→ **PROBLEM TO WORK ON**
Search the listing below for the word "text" and copy each line that holds it.
--- START ---
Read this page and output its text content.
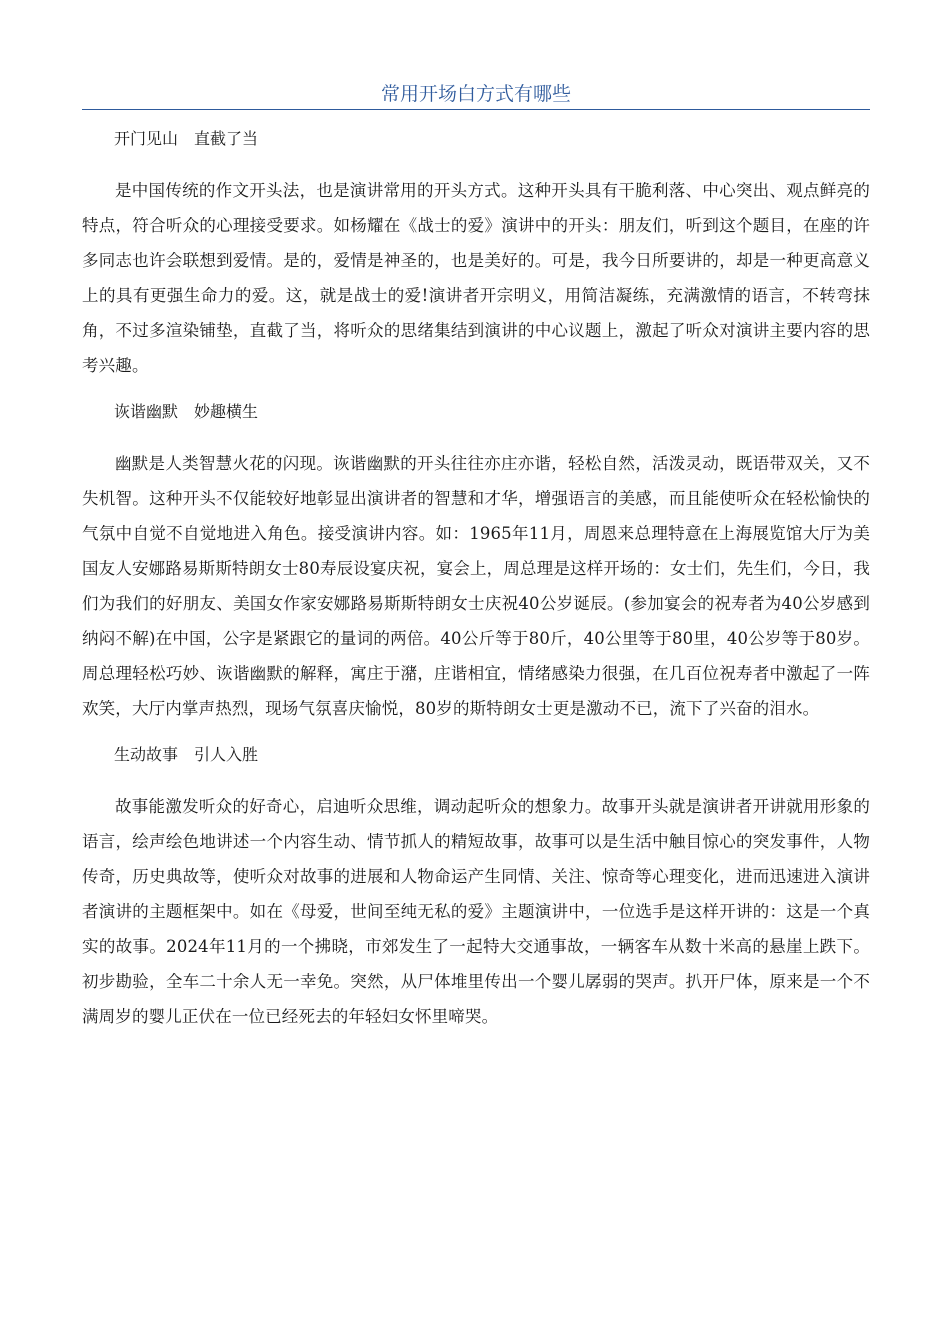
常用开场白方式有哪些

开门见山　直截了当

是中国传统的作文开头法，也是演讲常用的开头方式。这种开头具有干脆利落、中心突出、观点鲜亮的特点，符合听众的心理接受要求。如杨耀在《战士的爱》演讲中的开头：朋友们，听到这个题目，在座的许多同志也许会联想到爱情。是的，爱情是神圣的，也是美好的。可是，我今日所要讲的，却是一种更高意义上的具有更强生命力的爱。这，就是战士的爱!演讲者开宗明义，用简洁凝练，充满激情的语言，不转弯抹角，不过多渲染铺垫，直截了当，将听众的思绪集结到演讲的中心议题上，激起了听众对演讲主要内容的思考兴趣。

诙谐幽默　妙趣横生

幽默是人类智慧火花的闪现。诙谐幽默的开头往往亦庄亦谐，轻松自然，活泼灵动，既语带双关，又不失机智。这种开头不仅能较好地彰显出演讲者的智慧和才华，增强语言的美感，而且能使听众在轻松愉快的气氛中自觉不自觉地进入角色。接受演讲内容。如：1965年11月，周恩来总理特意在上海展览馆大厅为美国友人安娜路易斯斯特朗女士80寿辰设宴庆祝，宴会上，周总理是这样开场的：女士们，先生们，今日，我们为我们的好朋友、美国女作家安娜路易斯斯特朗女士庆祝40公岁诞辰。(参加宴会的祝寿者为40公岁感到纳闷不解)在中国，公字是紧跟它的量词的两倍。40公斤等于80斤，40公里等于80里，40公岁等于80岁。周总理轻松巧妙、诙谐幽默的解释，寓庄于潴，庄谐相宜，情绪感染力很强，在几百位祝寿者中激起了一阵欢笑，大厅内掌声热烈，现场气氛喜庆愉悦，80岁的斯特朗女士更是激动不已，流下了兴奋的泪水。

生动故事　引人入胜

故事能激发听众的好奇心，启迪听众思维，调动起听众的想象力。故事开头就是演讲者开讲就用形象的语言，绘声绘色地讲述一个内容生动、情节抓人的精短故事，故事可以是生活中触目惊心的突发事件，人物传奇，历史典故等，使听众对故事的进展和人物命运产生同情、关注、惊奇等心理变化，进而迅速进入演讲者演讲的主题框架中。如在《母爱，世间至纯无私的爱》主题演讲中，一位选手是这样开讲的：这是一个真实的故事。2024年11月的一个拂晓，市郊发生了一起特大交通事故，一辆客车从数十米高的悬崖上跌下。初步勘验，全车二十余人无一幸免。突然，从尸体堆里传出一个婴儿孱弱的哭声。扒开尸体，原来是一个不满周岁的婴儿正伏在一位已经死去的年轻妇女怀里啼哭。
--- END ---
--- START ---
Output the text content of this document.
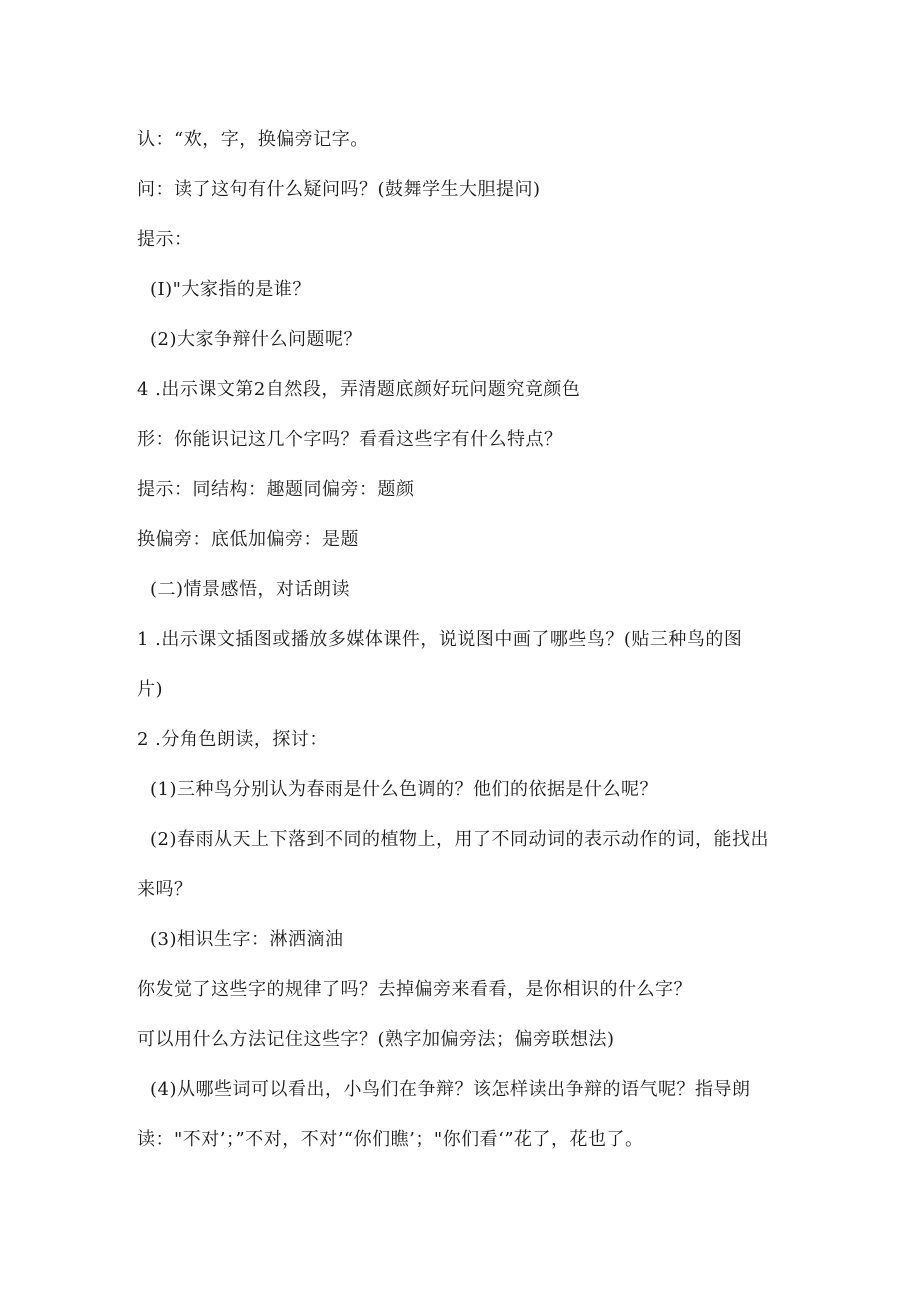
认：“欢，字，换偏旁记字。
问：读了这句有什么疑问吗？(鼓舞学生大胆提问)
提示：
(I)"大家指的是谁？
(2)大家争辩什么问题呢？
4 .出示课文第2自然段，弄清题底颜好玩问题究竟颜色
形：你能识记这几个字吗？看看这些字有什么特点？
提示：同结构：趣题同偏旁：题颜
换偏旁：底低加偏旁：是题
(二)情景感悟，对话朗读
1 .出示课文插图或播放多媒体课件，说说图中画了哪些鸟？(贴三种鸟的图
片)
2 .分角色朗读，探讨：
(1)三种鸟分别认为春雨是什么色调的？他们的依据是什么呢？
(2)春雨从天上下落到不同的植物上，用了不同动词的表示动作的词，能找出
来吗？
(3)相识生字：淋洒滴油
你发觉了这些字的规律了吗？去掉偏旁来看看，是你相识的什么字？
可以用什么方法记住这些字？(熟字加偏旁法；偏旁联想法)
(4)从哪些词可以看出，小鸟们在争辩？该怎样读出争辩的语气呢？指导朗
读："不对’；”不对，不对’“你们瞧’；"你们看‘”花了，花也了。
--- END ---
→ **TASK OUTPUT**
Read this page and output its text content.
Output the text content of this document.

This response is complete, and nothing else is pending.